THE TASK
Look through the material and copy each line holding "image".

========================================================================

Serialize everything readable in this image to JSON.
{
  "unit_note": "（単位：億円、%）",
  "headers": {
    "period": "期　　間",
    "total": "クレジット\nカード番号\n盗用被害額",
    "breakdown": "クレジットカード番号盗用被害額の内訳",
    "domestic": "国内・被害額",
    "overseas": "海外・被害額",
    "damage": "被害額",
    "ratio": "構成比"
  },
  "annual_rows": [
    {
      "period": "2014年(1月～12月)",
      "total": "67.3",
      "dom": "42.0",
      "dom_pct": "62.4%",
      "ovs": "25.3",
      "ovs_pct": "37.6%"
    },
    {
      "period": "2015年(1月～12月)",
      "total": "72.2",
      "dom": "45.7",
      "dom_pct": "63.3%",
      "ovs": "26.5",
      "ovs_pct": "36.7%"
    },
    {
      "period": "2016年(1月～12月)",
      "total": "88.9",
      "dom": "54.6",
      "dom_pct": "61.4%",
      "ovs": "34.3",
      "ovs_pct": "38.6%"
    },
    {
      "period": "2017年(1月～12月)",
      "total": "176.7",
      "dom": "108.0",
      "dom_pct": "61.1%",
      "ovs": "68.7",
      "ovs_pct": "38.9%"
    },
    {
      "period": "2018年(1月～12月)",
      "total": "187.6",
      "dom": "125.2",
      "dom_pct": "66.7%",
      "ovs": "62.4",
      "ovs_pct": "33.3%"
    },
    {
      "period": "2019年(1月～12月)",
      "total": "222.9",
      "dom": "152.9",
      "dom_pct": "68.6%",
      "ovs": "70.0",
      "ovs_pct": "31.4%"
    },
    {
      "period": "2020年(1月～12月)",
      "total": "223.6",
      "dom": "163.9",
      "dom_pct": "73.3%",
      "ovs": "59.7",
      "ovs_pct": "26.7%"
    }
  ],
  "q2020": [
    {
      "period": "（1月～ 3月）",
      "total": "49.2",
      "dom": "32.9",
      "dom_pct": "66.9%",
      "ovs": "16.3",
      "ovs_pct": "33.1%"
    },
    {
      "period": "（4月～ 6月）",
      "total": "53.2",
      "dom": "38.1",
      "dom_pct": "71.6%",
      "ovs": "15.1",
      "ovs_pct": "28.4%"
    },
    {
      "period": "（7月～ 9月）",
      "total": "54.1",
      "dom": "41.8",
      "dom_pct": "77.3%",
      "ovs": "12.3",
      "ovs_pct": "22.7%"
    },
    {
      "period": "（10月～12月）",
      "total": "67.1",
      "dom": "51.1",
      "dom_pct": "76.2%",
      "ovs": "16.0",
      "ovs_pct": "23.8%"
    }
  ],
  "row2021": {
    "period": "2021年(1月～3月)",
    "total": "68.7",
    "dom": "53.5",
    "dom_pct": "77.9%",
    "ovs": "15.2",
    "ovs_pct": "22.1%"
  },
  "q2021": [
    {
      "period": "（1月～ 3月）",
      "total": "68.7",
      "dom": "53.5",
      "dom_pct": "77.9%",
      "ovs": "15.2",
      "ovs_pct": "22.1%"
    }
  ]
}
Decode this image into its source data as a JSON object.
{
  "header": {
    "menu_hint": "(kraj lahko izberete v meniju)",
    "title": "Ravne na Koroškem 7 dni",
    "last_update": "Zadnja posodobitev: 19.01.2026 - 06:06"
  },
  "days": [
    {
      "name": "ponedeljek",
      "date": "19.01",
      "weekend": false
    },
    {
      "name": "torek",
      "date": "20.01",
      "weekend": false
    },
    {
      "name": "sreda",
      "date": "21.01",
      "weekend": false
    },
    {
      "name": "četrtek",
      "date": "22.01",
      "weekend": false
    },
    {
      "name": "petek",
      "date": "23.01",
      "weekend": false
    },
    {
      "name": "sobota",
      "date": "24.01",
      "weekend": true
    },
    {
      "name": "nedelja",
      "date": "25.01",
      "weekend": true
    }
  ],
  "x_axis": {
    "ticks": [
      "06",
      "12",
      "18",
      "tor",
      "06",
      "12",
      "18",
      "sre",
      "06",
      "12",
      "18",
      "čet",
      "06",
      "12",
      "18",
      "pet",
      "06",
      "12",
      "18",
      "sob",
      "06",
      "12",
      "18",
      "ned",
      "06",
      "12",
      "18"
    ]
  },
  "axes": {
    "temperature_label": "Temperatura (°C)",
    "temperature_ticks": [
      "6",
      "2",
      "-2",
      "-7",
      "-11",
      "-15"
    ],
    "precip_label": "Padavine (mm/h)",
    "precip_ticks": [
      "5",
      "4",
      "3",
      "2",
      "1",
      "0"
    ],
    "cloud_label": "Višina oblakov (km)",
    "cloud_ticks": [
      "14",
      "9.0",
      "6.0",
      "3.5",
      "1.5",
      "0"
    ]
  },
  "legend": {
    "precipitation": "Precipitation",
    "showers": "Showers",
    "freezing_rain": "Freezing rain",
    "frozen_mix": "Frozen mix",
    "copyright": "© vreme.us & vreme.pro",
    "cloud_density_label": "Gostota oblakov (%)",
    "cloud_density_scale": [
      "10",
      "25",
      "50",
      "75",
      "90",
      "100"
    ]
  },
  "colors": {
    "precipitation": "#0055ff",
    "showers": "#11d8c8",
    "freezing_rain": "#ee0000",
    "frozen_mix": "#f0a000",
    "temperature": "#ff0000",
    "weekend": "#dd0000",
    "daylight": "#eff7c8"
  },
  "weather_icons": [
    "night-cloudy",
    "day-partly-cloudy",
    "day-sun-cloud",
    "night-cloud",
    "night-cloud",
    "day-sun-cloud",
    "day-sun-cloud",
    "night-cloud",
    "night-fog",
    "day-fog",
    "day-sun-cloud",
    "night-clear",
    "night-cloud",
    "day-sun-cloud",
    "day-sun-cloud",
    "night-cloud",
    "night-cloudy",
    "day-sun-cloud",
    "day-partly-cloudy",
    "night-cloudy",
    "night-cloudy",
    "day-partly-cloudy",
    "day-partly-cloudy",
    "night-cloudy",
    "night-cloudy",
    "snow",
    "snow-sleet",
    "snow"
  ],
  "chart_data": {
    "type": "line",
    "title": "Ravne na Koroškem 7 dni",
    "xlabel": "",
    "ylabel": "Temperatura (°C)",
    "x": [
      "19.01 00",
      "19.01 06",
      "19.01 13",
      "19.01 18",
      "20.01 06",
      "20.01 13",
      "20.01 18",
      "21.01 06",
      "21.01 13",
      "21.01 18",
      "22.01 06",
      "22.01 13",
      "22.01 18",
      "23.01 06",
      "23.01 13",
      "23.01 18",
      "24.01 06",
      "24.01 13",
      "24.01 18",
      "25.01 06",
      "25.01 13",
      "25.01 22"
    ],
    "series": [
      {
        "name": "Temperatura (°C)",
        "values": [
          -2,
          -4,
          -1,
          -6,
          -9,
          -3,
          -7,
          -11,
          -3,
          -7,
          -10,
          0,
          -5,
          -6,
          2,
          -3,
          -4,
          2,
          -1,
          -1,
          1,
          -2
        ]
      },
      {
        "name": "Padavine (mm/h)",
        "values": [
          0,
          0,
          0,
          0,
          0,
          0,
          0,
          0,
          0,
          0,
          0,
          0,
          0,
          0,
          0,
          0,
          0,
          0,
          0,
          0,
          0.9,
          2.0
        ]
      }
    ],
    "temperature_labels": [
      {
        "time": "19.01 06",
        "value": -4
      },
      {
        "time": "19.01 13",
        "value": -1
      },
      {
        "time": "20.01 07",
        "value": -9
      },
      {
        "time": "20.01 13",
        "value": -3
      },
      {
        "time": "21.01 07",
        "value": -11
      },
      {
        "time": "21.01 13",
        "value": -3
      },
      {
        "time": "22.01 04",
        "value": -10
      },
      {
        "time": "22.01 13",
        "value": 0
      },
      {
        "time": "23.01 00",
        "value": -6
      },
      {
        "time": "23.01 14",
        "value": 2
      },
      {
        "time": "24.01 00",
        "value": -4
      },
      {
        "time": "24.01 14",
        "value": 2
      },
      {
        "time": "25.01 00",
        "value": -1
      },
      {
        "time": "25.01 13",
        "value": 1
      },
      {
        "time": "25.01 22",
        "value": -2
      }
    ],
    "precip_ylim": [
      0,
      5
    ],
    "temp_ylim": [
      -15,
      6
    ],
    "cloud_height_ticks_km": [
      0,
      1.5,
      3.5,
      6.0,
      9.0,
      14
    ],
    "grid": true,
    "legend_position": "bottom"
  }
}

========================================================================

CORRECT OUTPUT
Serialize everything readable in this image to JSON.
Decode this image into its source data as a JSON object.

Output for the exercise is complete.